AIM OF THE EXERCISE >>
What follows are records. Restate all of them word for word.

TASK INPUTS >>
····················

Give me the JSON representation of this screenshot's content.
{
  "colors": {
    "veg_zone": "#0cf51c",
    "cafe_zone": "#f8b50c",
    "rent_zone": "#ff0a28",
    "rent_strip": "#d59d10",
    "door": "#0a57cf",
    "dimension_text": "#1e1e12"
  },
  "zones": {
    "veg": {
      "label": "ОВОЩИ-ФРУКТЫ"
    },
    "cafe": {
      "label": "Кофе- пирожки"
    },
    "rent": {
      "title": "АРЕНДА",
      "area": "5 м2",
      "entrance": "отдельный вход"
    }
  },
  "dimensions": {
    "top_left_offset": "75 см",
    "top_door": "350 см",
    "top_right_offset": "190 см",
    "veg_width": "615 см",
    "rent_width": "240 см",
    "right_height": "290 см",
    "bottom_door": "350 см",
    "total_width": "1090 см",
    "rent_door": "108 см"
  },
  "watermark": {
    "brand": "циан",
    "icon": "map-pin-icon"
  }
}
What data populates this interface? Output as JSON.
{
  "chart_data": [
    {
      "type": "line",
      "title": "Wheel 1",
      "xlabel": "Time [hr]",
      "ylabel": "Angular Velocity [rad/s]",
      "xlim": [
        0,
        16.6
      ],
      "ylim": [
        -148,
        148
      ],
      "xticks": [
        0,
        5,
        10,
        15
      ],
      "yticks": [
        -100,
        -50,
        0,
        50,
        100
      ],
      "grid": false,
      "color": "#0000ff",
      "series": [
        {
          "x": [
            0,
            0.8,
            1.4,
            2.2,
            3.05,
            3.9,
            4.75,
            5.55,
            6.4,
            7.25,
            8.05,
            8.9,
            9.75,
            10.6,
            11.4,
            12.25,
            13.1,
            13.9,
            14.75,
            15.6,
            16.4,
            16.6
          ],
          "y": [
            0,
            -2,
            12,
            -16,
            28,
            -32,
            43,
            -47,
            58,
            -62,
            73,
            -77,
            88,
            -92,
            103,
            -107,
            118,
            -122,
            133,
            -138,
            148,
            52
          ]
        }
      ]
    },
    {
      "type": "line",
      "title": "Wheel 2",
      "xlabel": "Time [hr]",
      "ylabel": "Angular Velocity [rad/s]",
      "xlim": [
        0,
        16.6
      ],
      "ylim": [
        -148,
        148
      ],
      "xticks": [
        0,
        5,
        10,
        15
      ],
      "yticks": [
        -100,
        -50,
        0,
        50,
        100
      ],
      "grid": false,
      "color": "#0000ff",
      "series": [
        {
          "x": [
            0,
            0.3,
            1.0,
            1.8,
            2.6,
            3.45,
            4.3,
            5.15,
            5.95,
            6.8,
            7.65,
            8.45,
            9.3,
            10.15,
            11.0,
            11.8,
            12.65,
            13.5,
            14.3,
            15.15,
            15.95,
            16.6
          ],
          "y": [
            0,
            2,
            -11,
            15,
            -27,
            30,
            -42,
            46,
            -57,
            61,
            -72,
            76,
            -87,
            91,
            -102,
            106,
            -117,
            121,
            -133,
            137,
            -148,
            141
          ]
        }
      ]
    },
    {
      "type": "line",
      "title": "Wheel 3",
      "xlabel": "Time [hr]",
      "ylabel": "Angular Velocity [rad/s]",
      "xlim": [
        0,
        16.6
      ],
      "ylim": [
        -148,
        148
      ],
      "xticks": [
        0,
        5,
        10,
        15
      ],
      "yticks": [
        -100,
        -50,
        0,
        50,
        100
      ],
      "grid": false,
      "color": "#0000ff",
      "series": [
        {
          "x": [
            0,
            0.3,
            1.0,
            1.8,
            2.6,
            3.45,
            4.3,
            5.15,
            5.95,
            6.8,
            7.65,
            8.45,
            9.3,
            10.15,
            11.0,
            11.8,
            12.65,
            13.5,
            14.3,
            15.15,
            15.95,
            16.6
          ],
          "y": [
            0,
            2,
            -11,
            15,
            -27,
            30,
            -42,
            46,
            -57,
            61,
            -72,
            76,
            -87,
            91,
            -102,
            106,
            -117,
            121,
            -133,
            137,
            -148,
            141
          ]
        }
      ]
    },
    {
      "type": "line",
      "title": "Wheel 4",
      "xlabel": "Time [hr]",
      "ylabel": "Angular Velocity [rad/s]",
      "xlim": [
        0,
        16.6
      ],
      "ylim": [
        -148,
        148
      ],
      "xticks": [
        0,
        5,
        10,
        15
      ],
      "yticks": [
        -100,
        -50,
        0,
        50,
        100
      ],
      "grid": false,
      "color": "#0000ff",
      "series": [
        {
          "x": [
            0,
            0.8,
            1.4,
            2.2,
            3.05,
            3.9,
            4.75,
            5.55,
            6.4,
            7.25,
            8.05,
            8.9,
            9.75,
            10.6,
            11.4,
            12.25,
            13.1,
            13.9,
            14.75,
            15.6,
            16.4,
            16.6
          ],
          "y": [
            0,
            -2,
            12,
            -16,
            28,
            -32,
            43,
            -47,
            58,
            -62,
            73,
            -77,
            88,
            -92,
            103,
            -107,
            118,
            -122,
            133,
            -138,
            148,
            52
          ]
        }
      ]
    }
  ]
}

····················

SOLUTION >>
Give me the JSON representation of this screenshot's content.
{
  "colors": {
    "veg_zone": "#0cf51c",
    "cafe_zone": "#f8b50c",
    "rent_zone": "#ff0a28",
    "rent_strip": "#d59d10",
    "door": "#0a57cf",
    "dimension_text": "#1e1e12"
  },
  "zones": {
    "veg": {
      "label": "ОВОЩИ-ФРУКТЫ"
    },
    "cafe": {
      "label": "Кофе- пирожки"
    },
    "rent": {
      "title": "АРЕНДА",
      "area": "5 м2",
      "entrance": "отдельный вход"
    }
  },
  "dimensions": {
    "top_left_offset": "75 см",
    "top_door": "350 см",
    "top_right_offset": "190 см",
    "veg_width": "615 см",
    "rent_width": "240 см",
    "right_height": "290 см",
    "bottom_door": "350 см",
    "total_width": "1090 см",
    "rent_door": "108 см"
  },
  "watermark": {
    "brand": "циан",
    "icon": "map-pin-icon"
  }
}
What data populates this interface? Output as JSON.
{
  "chart_data": [
    {
      "type": "line",
      "title": "Wheel 1",
      "xlabel": "Time [hr]",
      "ylabel": "Angular Velocity [rad/s]",
      "xlim": [
        0,
        16.6
      ],
      "ylim": [
        -148,
        148
      ],
      "xticks": [
        0,
        5,
        10,
        15
      ],
      "yticks": [
        -100,
        -50,
        0,
        50,
        100
      ],
      "grid": false,
      "color": "#0000ff",
      "series": [
        {
          "x": [
            0,
            0.8,
            1.4,
            2.2,
            3.05,
            3.9,
            4.75,
            5.55,
            6.4,
            7.25,
            8.05,
            8.9,
            9.75,
            10.6,
            11.4,
            12.25,
            13.1,
            13.9,
            14.75,
            15.6,
            16.4,
            16.6
          ],
          "y": [
            0,
            -2,
            12,
            -16,
            28,
            -32,
            43,
            -47,
            58,
            -62,
            73,
            -77,
            88,
            -92,
            103,
            -107,
            118,
            -122,
            133,
            -138,
            148,
            52
          ]
        }
      ]
    },
    {
      "type": "line",
      "title": "Wheel 2",
      "xlabel": "Time [hr]",
      "ylabel": "Angular Velocity [rad/s]",
      "xlim": [
        0,
        16.6
      ],
      "ylim": [
        -148,
        148
      ],
      "xticks": [
        0,
        5,
        10,
        15
      ],
      "yticks": [
        -100,
        -50,
        0,
        50,
        100
      ],
      "grid": false,
      "color": "#0000ff",
      "series": [
        {
          "x": [
            0,
            0.3,
            1.0,
            1.8,
            2.6,
            3.45,
            4.3,
            5.15,
            5.95,
            6.8,
            7.65,
            8.45,
            9.3,
            10.15,
            11.0,
            11.8,
            12.65,
            13.5,
            14.3,
            15.15,
            15.95,
            16.6
          ],
          "y": [
            0,
            2,
            -11,
            15,
            -27,
            30,
            -42,
            46,
            -57,
            61,
            -72,
            76,
            -87,
            91,
            -102,
            106,
            -117,
            121,
            -133,
            137,
            -148,
            141
          ]
        }
      ]
    },
    {
      "type": "line",
      "title": "Wheel 3",
      "xlabel": "Time [hr]",
      "ylabel": "Angular Velocity [rad/s]",
      "xlim": [
        0,
        16.6
      ],
      "ylim": [
        -148,
        148
      ],
      "xticks": [
        0,
        5,
        10,
        15
      ],
      "yticks": [
        -100,
        -50,
        0,
        50,
        100
      ],
      "grid": false,
      "color": "#0000ff",
      "series": [
        {
          "x": [
            0,
            0.3,
            1.0,
            1.8,
            2.6,
            3.45,
            4.3,
            5.15,
            5.95,
            6.8,
            7.65,
            8.45,
            9.3,
            10.15,
            11.0,
            11.8,
            12.65,
            13.5,
            14.3,
            15.15,
            15.95,
            16.6
          ],
          "y": [
            0,
            2,
            -11,
            15,
            -27,
            30,
            -42,
            46,
            -57,
            61,
            -72,
            76,
            -87,
            91,
            -102,
            106,
            -117,
            121,
            -133,
            137,
            -148,
            141
          ]
        }
      ]
    },
    {
      "type": "line",
      "title": "Wheel 4",
      "xlabel": "Time [hr]",
      "ylabel": "Angular Velocity [rad/s]",
      "xlim": [
        0,
        16.6
      ],
      "ylim": [
        -148,
        148
      ],
      "xticks": [
        0,
        5,
        10,
        15
      ],
      "yticks": [
        -100,
        -50,
        0,
        50,
        100
      ],
      "grid": false,
      "color": "#0000ff",
      "series": [
        {
          "x": [
            0,
            0.8,
            1.4,
            2.2,
            3.05,
            3.9,
            4.75,
            5.55,
            6.4,
            7.25,
            8.05,
            8.9,
            9.75,
            10.6,
            11.4,
            12.25,
            13.1,
            13.9,
            14.75,
            15.6,
            16.4,
            16.6
          ],
          "y": [
            0,
            -2,
            12,
            -16,
            28,
            -32,
            43,
            -47,
            58,
            -62,
            73,
            -77,
            88,
            -92,
            103,
            -107,
            118,
            -122,
            133,
            -138,
            148,
            52
          ]
        }
      ]
    }
  ]
}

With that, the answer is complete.